— start INFORMATION SHOWN —

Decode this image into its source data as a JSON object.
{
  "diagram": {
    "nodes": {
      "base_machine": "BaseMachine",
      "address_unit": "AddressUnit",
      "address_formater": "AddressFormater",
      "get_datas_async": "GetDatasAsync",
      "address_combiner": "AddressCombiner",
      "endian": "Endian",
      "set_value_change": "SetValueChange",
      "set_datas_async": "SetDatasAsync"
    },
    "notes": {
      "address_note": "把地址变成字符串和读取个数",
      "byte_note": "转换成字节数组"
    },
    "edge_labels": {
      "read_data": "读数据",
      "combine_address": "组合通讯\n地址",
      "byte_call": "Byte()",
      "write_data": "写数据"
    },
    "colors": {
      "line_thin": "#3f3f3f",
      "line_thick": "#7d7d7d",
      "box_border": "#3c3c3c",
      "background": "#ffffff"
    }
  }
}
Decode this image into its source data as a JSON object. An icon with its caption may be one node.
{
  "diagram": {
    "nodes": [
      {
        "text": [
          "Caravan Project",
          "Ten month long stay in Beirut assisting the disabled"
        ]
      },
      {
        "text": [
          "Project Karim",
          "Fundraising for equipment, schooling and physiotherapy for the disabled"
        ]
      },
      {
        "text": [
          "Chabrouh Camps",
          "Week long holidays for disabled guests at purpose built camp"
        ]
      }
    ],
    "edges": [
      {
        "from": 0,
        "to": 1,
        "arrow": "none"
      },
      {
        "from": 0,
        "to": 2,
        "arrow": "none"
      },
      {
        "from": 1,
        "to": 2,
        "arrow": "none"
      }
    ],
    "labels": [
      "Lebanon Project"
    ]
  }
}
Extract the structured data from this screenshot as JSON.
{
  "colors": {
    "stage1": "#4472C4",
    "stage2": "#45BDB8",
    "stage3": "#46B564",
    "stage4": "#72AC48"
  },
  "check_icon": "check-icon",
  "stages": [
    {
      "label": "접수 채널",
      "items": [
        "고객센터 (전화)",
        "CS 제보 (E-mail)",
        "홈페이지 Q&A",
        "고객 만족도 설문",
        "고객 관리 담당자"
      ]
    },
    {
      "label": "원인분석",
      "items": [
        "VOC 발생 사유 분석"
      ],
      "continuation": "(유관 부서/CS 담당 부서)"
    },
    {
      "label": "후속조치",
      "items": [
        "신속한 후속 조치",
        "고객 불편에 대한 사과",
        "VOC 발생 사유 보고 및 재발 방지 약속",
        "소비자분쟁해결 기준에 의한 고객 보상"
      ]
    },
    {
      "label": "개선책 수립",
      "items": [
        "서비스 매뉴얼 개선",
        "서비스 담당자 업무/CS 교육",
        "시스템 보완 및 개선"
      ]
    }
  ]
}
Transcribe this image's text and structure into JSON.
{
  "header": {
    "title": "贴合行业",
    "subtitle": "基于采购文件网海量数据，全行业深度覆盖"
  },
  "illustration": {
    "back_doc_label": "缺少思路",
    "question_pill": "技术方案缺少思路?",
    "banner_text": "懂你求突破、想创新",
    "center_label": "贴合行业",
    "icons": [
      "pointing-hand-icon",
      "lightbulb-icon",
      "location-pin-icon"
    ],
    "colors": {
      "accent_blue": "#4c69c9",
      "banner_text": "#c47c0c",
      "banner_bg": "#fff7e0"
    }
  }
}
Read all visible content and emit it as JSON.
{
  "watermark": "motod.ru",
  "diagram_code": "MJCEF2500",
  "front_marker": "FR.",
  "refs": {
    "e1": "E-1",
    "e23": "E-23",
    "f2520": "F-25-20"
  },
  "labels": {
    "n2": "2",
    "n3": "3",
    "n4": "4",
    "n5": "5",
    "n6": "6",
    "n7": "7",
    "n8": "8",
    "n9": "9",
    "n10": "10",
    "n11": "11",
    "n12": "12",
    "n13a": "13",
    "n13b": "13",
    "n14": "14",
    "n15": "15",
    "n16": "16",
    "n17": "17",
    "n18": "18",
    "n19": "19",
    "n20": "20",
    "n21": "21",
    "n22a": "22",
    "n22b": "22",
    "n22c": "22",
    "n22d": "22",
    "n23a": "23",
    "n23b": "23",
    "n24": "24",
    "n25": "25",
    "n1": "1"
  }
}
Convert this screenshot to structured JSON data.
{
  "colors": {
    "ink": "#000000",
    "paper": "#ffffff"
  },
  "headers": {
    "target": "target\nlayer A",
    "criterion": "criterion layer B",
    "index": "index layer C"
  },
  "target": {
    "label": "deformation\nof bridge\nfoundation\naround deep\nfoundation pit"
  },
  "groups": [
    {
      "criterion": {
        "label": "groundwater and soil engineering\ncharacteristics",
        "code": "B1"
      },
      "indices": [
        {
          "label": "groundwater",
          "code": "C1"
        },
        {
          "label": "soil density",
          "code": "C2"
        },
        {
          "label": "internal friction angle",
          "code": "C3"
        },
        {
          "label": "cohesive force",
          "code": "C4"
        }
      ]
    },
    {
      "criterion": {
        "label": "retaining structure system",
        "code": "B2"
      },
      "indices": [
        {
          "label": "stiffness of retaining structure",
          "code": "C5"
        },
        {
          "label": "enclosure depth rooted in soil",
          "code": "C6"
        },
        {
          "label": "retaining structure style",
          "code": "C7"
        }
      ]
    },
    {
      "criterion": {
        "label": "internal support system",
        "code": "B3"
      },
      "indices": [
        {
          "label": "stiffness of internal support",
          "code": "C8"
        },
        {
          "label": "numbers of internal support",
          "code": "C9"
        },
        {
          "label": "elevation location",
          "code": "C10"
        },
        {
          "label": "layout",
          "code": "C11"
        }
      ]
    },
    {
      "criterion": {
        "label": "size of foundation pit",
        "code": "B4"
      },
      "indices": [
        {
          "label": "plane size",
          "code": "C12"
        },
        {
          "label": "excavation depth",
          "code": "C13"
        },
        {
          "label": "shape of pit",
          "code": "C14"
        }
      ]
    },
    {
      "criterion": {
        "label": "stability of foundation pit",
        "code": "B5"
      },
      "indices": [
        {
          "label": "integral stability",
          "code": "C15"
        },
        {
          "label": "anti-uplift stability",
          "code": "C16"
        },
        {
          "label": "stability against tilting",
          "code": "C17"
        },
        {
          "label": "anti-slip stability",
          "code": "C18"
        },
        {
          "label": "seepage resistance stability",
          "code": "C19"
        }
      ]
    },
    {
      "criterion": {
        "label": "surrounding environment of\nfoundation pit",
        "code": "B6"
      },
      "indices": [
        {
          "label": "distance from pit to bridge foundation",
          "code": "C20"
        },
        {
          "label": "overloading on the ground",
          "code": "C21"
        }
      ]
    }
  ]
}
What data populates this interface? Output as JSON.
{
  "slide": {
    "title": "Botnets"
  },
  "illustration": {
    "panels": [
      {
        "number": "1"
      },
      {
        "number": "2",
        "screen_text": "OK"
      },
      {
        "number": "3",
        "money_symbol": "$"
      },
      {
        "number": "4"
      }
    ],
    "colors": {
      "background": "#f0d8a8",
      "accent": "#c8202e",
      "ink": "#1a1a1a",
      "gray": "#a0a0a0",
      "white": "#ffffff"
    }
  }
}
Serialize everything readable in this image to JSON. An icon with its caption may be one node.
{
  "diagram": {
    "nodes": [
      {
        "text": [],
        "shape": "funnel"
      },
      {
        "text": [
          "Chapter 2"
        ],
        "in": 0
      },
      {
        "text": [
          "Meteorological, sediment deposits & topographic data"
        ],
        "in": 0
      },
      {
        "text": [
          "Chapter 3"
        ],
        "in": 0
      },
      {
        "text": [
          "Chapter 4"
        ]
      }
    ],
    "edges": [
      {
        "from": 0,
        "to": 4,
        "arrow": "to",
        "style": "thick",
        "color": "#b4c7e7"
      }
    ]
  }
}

— end INFORMATION SHOWN —

WORK INSTRUCTIONS:
Return the lines above exactly, keeping every word.

CORRECT RESPONSE:
Decode this image into its source data as a JSON object.
{
  "diagram": {
    "nodes": {
      "base_machine": "BaseMachine",
      "address_unit": "AddressUnit",
      "address_formater": "AddressFormater",
      "get_datas_async": "GetDatasAsync",
      "address_combiner": "AddressCombiner",
      "endian": "Endian",
      "set_value_change": "SetValueChange",
      "set_datas_async": "SetDatasAsync"
    },
    "notes": {
      "address_note": "把地址变成字符串和读取个数",
      "byte_note": "转换成字节数组"
    },
    "edge_labels": {
      "read_data": "读数据",
      "combine_address": "组合通讯\n地址",
      "byte_call": "Byte()",
      "write_data": "写数据"
    },
    "colors": {
      "line_thin": "#3f3f3f",
      "line_thick": "#7d7d7d",
      "box_border": "#3c3c3c",
      "background": "#ffffff"
    }
  }
}
Decode this image into its source data as a JSON object. An icon with its caption may be one node.
{
  "diagram": {
    "nodes": [
      {
        "text": [
          "Caravan Project",
          "Ten month long stay in Beirut assisting the disabled"
        ]
      },
      {
        "text": [
          "Project Karim",
          "Fundraising for equipment, schooling and physiotherapy for the disabled"
        ]
      },
      {
        "text": [
          "Chabrouh Camps",
          "Week long holidays for disabled guests at purpose built camp"
        ]
      }
    ],
    "edges": [
      {
        "from": 0,
        "to": 1,
        "arrow": "none"
      },
      {
        "from": 0,
        "to": 2,
        "arrow": "none"
      },
      {
        "from": 1,
        "to": 2,
        "arrow": "none"
      }
    ],
    "labels": [
      "Lebanon Project"
    ]
  }
}
Extract the structured data from this screenshot as JSON.
{
  "colors": {
    "stage1": "#4472C4",
    "stage2": "#45BDB8",
    "stage3": "#46B564",
    "stage4": "#72AC48"
  },
  "check_icon": "check-icon",
  "stages": [
    {
      "label": "접수 채널",
      "items": [
        "고객센터 (전화)",
        "CS 제보 (E-mail)",
        "홈페이지 Q&A",
        "고객 만족도 설문",
        "고객 관리 담당자"
      ]
    },
    {
      "label": "원인분석",
      "items": [
        "VOC 발생 사유 분석"
      ],
      "continuation": "(유관 부서/CS 담당 부서)"
    },
    {
      "label": "후속조치",
      "items": [
        "신속한 후속 조치",
        "고객 불편에 대한 사과",
        "VOC 발생 사유 보고 및 재발 방지 약속",
        "소비자분쟁해결 기준에 의한 고객 보상"
      ]
    },
    {
      "label": "개선책 수립",
      "items": [
        "서비스 매뉴얼 개선",
        "서비스 담당자 업무/CS 교육",
        "시스템 보완 및 개선"
      ]
    }
  ]
}
Transcribe this image's text and structure into JSON.
{
  "header": {
    "title": "贴合行业",
    "subtitle": "基于采购文件网海量数据，全行业深度覆盖"
  },
  "illustration": {
    "back_doc_label": "缺少思路",
    "question_pill": "技术方案缺少思路?",
    "banner_text": "懂你求突破、想创新",
    "center_label": "贴合行业",
    "icons": [
      "pointing-hand-icon",
      "lightbulb-icon",
      "location-pin-icon"
    ],
    "colors": {
      "accent_blue": "#4c69c9",
      "banner_text": "#c47c0c",
      "banner_bg": "#fff7e0"
    }
  }
}
Read all visible content and emit it as JSON.
{
  "watermark": "motod.ru",
  "diagram_code": "MJCEF2500",
  "front_marker": "FR.",
  "refs": {
    "e1": "E-1",
    "e23": "E-23",
    "f2520": "F-25-20"
  },
  "labels": {
    "n2": "2",
    "n3": "3",
    "n4": "4",
    "n5": "5",
    "n6": "6",
    "n7": "7",
    "n8": "8",
    "n9": "9",
    "n10": "10",
    "n11": "11",
    "n12": "12",
    "n13a": "13",
    "n13b": "13",
    "n14": "14",
    "n15": "15",
    "n16": "16",
    "n17": "17",
    "n18": "18",
    "n19": "19",
    "n20": "20",
    "n21": "21",
    "n22a": "22",
    "n22b": "22",
    "n22c": "22",
    "n22d": "22",
    "n23a": "23",
    "n23b": "23",
    "n24": "24",
    "n25": "25",
    "n1": "1"
  }
}
Convert this screenshot to structured JSON data.
{
  "colors": {
    "ink": "#000000",
    "paper": "#ffffff"
  },
  "headers": {
    "target": "target\nlayer A",
    "criterion": "criterion layer B",
    "index": "index layer C"
  },
  "target": {
    "label": "deformation\nof bridge\nfoundation\naround deep\nfoundation pit"
  },
  "groups": [
    {
      "criterion": {
        "label": "groundwater and soil engineering\ncharacteristics",
        "code": "B1"
      },
      "indices": [
        {
          "label": "groundwater",
          "code": "C1"
        },
        {
          "label": "soil density",
          "code": "C2"
        },
        {
          "label": "internal friction angle",
          "code": "C3"
        },
        {
          "label": "cohesive force",
          "code": "C4"
        }
      ]
    },
    {
      "criterion": {
        "label": "retaining structure system",
        "code": "B2"
      },
      "indices": [
        {
          "label": "stiffness of retaining structure",
          "code": "C5"
        },
        {
          "label": "enclosure depth rooted in soil",
          "code": "C6"
        },
        {
          "label": "retaining structure style",
          "code": "C7"
        }
      ]
    },
    {
      "criterion": {
        "label": "internal support system",
        "code": "B3"
      },
      "indices": [
        {
          "label": "stiffness of internal support",
          "code": "C8"
        },
        {
          "label": "numbers of internal support",
          "code": "C9"
        },
        {
          "label": "elevation location",
          "code": "C10"
        },
        {
          "label": "layout",
          "code": "C11"
        }
      ]
    },
    {
      "criterion": {
        "label": "size of foundation pit",
        "code": "B4"
      },
      "indices": [
        {
          "label": "plane size",
          "code": "C12"
        },
        {
          "label": "excavation depth",
          "code": "C13"
        },
        {
          "label": "shape of pit",
          "code": "C14"
        }
      ]
    },
    {
      "criterion": {
        "label": "stability of foundation pit",
        "code": "B5"
      },
      "indices": [
        {
          "label": "integral stability",
          "code": "C15"
        },
        {
          "label": "anti-uplift stability",
          "code": "C16"
        },
        {
          "label": "stability against tilting",
          "code": "C17"
        },
        {
          "label": "anti-slip stability",
          "code": "C18"
        },
        {
          "label": "seepage resistance stability",
          "code": "C19"
        }
      ]
    },
    {
      "criterion": {
        "label": "surrounding environment of\nfoundation pit",
        "code": "B6"
      },
      "indices": [
        {
          "label": "distance from pit to bridge foundation",
          "code": "C20"
        },
        {
          "label": "overloading on the ground",
          "code": "C21"
        }
      ]
    }
  ]
}
What data populates this interface? Output as JSON.
{
  "slide": {
    "title": "Botnets"
  },
  "illustration": {
    "panels": [
      {
        "number": "1"
      },
      {
        "number": "2",
        "screen_text": "OK"
      },
      {
        "number": "3",
        "money_symbol": "$"
      },
      {
        "number": "4"
      }
    ],
    "colors": {
      "background": "#f0d8a8",
      "accent": "#c8202e",
      "ink": "#1a1a1a",
      "gray": "#a0a0a0",
      "white": "#ffffff"
    }
  }
}
Serialize everything readable in this image to JSON. An icon with its caption may be one node.
{
  "diagram": {
    "nodes": [
      {
        "text": [],
        "shape": "funnel"
      },
      {
        "text": [
          "Chapter 2"
        ],
        "in": 0
      },
      {
        "text": [
          "Meteorological, sediment deposits & topographic data"
        ],
        "in": 0
      },
      {
        "text": [
          "Chapter 3"
        ],
        "in": 0
      },
      {
        "text": [
          "Chapter 4"
        ]
      }
    ],
    "edges": [
      {
        "from": 0,
        "to": 4,
        "arrow": "to",
        "style": "thick",
        "color": "#b4c7e7"
      }
    ]
  }
}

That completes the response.